▶ **Problem to solve**: Find how many lines of the listing include the string "décalés", and report only that figure.

Start Information supplied

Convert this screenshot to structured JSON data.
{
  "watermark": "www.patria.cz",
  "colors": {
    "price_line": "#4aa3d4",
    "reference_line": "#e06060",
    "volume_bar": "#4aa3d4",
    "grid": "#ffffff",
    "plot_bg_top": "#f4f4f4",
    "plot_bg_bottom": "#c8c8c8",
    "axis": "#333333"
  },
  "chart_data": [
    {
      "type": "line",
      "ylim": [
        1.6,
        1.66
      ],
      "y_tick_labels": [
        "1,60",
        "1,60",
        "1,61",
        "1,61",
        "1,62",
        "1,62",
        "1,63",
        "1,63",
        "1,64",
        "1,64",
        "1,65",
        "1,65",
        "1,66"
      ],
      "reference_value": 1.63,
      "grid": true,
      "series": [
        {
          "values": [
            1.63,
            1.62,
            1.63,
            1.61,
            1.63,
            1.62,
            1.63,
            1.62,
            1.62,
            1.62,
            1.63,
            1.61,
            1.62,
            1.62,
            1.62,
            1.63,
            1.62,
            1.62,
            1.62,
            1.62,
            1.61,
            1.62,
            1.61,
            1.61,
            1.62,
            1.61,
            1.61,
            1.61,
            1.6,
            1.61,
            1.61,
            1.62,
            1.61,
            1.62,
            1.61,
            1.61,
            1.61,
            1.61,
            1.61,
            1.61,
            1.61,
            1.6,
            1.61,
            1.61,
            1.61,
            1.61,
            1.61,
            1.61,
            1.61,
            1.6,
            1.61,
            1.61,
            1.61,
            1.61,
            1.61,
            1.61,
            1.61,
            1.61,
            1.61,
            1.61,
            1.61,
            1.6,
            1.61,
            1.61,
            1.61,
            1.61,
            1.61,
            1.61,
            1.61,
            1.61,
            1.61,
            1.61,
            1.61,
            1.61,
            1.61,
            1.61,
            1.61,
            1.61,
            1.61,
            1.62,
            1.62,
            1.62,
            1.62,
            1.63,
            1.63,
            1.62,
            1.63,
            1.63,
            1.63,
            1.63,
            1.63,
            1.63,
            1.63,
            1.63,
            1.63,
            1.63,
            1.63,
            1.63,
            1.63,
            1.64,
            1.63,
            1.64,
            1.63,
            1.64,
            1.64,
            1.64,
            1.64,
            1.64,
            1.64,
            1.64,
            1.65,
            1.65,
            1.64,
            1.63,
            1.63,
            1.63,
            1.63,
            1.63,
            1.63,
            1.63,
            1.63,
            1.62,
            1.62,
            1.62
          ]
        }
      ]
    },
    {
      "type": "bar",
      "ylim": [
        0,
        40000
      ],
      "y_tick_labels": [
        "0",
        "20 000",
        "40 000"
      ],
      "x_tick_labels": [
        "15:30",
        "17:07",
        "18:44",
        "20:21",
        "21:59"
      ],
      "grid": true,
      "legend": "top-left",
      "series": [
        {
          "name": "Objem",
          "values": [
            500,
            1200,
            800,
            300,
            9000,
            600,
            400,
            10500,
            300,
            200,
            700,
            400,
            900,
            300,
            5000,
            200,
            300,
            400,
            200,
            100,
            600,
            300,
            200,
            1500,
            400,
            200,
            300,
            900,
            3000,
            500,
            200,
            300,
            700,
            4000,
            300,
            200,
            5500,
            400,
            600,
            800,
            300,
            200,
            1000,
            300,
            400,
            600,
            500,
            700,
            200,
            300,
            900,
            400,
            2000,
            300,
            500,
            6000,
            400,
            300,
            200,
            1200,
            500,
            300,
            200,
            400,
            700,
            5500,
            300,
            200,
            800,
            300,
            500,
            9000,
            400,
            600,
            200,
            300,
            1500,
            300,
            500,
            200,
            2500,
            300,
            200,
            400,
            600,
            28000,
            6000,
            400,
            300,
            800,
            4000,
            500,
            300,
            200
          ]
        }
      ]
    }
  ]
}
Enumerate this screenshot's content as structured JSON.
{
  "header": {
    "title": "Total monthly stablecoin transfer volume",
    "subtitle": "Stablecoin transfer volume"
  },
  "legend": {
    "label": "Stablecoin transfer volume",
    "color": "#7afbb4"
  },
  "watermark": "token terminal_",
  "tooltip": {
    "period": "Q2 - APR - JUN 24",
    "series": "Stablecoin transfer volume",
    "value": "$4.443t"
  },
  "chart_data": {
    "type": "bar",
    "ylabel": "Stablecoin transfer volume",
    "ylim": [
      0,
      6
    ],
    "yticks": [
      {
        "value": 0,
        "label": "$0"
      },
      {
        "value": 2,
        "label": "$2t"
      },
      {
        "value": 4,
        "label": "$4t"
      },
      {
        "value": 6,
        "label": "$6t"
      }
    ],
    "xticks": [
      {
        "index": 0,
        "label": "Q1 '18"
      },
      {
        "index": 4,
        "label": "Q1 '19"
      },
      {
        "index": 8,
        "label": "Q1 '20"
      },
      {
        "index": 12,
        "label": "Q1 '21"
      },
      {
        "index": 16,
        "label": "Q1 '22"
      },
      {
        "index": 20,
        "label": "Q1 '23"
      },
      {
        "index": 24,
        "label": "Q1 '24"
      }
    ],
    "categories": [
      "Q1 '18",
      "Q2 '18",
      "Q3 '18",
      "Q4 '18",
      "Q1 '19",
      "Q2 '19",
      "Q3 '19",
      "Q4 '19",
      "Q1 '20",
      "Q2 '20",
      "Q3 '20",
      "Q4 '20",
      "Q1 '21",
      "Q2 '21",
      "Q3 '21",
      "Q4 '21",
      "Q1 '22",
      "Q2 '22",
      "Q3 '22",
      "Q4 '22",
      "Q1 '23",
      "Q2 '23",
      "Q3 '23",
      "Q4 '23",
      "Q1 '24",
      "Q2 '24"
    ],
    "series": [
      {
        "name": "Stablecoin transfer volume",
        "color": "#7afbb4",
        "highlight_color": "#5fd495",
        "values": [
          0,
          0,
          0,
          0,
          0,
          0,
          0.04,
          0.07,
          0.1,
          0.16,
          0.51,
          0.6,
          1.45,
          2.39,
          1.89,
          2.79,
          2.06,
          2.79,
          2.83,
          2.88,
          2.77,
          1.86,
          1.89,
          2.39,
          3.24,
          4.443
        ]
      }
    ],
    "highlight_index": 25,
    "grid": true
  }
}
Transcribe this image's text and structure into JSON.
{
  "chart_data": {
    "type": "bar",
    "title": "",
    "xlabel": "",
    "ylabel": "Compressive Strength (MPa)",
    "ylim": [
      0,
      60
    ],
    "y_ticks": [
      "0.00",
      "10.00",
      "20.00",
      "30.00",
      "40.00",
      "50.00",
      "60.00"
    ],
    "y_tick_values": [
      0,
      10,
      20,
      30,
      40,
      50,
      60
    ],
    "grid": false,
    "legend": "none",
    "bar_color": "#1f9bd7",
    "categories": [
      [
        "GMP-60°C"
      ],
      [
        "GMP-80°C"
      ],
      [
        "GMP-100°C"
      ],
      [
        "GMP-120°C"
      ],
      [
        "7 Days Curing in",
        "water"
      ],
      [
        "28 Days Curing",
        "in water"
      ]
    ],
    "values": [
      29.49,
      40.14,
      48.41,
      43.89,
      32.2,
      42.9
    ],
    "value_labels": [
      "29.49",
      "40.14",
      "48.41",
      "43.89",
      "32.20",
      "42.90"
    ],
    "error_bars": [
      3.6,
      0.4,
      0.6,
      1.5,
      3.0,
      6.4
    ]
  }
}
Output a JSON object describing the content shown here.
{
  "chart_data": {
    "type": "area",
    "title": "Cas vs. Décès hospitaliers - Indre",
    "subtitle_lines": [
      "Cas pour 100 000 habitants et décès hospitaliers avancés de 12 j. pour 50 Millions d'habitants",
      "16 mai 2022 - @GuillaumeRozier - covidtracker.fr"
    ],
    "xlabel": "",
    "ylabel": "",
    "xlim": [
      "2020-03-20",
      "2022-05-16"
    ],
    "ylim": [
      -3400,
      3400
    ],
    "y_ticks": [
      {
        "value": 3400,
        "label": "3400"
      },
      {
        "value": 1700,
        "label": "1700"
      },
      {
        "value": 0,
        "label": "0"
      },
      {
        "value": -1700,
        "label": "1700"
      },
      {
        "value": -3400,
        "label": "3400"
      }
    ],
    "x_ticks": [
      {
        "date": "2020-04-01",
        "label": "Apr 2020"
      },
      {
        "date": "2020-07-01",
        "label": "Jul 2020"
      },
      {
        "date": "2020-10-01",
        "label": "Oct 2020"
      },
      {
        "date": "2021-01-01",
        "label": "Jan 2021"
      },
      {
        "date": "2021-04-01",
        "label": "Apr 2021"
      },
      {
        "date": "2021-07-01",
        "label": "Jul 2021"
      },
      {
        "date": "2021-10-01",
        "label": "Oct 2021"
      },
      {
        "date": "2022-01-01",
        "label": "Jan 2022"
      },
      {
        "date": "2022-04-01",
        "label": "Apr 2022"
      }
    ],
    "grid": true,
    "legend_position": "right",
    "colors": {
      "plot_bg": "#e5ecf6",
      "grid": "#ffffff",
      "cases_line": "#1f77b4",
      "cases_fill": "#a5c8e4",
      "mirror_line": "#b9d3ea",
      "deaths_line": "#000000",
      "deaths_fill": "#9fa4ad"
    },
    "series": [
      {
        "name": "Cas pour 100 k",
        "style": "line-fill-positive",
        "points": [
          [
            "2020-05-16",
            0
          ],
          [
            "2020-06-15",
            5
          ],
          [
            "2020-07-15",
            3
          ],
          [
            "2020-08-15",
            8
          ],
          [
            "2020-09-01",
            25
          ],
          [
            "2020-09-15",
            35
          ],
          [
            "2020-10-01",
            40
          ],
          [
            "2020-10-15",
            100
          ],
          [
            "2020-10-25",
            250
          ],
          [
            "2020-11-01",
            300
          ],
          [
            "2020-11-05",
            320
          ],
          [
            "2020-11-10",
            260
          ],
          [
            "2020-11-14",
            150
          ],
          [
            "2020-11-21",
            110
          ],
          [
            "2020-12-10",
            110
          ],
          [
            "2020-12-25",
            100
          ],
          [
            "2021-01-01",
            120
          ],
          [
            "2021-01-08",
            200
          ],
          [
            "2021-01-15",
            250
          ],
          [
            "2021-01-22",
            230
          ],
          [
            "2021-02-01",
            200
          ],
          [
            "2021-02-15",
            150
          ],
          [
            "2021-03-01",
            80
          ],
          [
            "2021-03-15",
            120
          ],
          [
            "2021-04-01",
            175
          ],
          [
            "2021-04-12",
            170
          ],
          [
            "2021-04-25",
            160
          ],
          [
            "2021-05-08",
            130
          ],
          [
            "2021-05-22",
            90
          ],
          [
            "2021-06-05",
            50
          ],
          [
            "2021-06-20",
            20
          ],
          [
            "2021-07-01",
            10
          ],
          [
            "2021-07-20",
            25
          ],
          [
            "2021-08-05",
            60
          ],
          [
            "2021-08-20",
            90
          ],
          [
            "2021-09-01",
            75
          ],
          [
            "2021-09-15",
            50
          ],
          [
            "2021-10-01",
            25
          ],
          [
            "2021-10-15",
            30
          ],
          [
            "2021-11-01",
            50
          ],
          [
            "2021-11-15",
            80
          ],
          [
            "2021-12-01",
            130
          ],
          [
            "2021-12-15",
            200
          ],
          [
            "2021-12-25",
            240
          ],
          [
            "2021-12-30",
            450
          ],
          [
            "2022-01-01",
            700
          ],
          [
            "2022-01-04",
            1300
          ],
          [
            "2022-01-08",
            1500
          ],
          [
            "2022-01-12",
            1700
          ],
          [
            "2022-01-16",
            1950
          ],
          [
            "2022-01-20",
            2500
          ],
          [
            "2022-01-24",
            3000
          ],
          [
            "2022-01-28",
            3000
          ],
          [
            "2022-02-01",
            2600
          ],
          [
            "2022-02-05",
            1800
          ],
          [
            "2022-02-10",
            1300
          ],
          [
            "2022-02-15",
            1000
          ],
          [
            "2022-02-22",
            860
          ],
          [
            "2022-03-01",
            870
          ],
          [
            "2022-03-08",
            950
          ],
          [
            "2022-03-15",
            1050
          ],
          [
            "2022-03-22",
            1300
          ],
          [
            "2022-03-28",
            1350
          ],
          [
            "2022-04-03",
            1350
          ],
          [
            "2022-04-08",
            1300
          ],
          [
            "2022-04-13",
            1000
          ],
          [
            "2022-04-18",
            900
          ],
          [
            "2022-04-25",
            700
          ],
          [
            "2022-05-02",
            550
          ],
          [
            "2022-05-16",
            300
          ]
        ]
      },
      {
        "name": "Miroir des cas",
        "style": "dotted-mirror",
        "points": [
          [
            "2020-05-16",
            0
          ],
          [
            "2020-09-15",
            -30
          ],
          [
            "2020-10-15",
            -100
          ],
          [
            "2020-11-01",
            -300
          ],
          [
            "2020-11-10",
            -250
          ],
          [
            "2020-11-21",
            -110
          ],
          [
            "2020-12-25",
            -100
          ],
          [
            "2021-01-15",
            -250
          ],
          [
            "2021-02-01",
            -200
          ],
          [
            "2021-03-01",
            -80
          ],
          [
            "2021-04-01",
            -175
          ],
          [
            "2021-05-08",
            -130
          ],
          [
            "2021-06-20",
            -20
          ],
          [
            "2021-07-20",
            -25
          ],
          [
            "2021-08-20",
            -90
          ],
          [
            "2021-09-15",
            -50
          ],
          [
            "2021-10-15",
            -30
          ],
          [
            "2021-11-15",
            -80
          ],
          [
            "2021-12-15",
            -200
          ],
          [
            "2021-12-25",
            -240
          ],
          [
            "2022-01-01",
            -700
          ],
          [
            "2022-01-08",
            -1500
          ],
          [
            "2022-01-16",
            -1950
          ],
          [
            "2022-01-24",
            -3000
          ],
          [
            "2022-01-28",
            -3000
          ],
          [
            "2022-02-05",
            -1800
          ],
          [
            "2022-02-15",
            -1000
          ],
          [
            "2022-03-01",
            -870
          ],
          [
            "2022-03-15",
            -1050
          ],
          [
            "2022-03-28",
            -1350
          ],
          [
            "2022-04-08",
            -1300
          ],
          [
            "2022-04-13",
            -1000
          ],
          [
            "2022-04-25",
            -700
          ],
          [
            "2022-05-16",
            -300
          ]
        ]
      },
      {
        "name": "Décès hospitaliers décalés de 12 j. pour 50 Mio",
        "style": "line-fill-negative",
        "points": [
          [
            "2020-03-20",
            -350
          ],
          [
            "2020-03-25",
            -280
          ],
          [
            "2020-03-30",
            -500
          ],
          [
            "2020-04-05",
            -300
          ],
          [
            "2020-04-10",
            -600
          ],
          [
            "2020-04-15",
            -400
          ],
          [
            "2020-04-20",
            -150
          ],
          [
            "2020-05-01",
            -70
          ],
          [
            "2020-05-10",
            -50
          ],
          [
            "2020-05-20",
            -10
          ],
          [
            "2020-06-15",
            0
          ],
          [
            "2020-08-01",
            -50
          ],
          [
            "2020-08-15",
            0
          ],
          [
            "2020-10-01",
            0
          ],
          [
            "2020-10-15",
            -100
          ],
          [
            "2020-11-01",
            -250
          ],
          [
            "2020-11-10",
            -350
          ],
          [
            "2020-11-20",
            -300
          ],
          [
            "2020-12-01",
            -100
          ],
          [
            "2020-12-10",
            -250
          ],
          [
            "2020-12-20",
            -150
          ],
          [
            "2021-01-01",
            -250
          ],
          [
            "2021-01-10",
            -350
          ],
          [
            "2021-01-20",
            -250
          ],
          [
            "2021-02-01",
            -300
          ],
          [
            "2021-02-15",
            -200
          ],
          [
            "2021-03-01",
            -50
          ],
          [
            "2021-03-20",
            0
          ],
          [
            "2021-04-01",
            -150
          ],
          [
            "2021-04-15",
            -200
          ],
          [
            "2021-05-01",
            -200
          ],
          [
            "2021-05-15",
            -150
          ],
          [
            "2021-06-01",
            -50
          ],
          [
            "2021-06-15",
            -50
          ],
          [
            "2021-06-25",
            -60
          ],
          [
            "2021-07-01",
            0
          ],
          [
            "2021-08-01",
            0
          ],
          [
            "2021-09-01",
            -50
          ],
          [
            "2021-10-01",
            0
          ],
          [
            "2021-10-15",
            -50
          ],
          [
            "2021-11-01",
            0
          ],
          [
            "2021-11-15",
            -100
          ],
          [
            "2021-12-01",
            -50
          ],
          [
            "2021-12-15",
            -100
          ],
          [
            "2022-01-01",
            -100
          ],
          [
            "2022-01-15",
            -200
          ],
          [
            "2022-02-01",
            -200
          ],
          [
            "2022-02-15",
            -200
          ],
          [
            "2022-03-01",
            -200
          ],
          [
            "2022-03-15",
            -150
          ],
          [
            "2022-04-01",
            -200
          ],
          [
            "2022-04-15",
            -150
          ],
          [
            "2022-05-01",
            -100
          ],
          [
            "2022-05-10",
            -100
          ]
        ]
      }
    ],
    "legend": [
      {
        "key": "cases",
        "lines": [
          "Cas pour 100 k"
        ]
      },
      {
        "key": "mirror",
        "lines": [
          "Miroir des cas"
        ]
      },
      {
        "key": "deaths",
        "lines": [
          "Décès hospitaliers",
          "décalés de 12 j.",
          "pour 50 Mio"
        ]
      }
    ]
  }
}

End Information supplied

▶ **Written response**: 2